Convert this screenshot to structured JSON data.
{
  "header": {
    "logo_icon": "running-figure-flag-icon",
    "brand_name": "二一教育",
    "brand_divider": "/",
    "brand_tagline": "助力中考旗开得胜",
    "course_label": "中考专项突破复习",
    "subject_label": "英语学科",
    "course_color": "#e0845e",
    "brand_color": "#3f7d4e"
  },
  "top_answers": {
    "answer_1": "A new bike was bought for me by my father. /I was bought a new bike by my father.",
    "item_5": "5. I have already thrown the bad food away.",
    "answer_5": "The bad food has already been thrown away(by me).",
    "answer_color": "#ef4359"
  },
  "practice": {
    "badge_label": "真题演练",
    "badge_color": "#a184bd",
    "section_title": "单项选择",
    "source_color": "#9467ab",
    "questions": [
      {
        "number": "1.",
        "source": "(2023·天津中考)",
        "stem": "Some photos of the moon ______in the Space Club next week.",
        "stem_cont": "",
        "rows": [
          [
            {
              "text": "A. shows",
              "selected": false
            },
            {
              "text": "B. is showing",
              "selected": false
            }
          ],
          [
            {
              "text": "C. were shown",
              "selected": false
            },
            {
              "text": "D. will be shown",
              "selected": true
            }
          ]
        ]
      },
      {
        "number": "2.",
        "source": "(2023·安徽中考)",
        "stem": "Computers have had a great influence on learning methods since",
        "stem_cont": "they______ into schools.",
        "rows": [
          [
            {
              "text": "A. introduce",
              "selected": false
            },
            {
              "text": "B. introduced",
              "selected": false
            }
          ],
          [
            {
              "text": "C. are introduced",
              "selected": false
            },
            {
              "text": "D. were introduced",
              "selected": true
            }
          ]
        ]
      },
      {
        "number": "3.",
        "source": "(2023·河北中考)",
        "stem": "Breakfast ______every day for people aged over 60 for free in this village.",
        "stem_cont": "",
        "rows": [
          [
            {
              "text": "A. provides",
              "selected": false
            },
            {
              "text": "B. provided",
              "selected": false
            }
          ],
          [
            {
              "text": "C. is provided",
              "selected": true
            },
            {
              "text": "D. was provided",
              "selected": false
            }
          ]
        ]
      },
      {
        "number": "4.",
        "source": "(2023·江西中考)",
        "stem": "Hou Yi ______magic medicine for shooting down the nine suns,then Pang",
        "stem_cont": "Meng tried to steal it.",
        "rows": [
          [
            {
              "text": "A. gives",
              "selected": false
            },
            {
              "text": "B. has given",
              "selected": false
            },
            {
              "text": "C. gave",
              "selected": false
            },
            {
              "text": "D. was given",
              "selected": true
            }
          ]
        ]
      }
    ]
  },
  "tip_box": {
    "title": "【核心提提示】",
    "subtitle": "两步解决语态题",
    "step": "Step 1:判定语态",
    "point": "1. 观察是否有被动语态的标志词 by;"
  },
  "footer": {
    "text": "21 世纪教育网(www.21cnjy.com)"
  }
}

◇ ◇ ◇ ◇ ◇

● Task goal: Output every line above without altering anything.

● The reply:
Convert this screenshot to structured JSON data.
{
  "header": {
    "logo_icon": "running-figure-flag-icon",
    "brand_name": "二一教育",
    "brand_divider": "/",
    "brand_tagline": "助力中考旗开得胜",
    "course_label": "中考专项突破复习",
    "subject_label": "英语学科",
    "course_color": "#e0845e",
    "brand_color": "#3f7d4e"
  },
  "top_answers": {
    "answer_1": "A new bike was bought for me by my father. /I was bought a new bike by my father.",
    "item_5": "5. I have already thrown the bad food away.",
    "answer_5": "The bad food has already been thrown away(by me).",
    "answer_color": "#ef4359"
  },
  "practice": {
    "badge_label": "真题演练",
    "badge_color": "#a184bd",
    "section_title": "单项选择",
    "source_color": "#9467ab",
    "questions": [
      {
        "number": "1.",
        "source": "(2023·天津中考)",
        "stem": "Some photos of the moon ______in the Space Club next week.",
        "stem_cont": "",
        "rows": [
          [
            {
              "text": "A. shows",
              "selected": false
            },
            {
              "text": "B. is showing",
              "selected": false
            }
          ],
          [
            {
              "text": "C. were shown",
              "selected": false
            },
            {
              "text": "D. will be shown",
              "selected": true
            }
          ]
        ]
      },
      {
        "number": "2.",
        "source": "(2023·安徽中考)",
        "stem": "Computers have had a great influence on learning methods since",
        "stem_cont": "they______ into schools.",
        "rows": [
          [
            {
              "text": "A. introduce",
              "selected": false
            },
            {
              "text": "B. introduced",
              "selected": false
            }
          ],
          [
            {
              "text": "C. are introduced",
              "selected": false
            },
            {
              "text": "D. were introduced",
              "selected": true
            }
          ]
        ]
      },
      {
        "number": "3.",
        "source": "(2023·河北中考)",
        "stem": "Breakfast ______every day for people aged over 60 for free in this village.",
        "stem_cont": "",
        "rows": [
          [
            {
              "text": "A. provides",
              "selected": false
            },
            {
              "text": "B. provided",
              "selected": false
            }
          ],
          [
            {
              "text": "C. is provided",
              "selected": true
            },
            {
              "text": "D. was provided",
              "selected": false
            }
          ]
        ]
      },
      {
        "number": "4.",
        "source": "(2023·江西中考)",
        "stem": "Hou Yi ______magic medicine for shooting down the nine suns,then Pang",
        "stem_cont": "Meng tried to steal it.",
        "rows": [
          [
            {
              "text": "A. gives",
              "selected": false
            },
            {
              "text": "B. has given",
              "selected": false
            },
            {
              "text": "C. gave",
              "selected": false
            },
            {
              "text": "D. was given",
              "selected": true
            }
          ]
        ]
      }
    ]
  },
  "tip_box": {
    "title": "【核心提提示】",
    "subtitle": "两步解决语态题",
    "step": "Step 1:判定语态",
    "point": "1. 观察是否有被动语态的标志词 by;"
  },
  "footer": {
    "text": "21 世纪教育网(www.21cnjy.com)"
  }
}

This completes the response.